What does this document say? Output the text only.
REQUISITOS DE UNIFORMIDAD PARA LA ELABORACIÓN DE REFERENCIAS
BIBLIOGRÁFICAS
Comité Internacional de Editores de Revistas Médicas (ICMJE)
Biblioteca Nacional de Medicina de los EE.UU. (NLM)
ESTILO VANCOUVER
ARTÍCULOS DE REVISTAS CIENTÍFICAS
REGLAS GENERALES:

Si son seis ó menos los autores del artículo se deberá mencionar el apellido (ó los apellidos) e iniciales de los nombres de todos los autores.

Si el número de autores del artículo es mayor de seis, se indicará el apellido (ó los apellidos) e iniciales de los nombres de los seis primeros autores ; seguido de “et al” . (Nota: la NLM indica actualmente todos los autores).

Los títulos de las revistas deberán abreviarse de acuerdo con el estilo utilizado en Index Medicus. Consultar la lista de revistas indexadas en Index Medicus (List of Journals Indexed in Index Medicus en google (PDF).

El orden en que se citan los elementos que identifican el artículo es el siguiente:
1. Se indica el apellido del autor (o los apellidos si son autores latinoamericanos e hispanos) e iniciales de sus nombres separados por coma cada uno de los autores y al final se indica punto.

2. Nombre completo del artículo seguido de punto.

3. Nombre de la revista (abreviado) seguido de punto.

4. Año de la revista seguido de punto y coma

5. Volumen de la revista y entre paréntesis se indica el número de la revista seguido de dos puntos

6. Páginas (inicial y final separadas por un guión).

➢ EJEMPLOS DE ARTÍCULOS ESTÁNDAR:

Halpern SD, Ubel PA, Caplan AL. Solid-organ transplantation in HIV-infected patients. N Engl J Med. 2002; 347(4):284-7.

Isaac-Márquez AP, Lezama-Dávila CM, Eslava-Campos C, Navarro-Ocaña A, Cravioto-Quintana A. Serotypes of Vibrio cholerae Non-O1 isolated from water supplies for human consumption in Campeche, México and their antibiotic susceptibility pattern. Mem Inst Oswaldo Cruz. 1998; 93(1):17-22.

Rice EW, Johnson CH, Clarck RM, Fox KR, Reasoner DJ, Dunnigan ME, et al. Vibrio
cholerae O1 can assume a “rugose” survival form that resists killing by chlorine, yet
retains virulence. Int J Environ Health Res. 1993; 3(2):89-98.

What the task asks:
Each line in the data that holds the string "seis" should be found and copied.

Exercise response:
Si son seis ó menos los autores del artículo se deberá mencionar el apellido (ó los apellidos) e iniciales de los nombres de todos los autores.
Si el número de autores del artículo es mayor de seis, se indicará el apellido (ó los apellidos) e iniciales de los nombres de los seis primeros autores ; seguido de “et al” . (Nota: la NLM indica actualmente todos los autores).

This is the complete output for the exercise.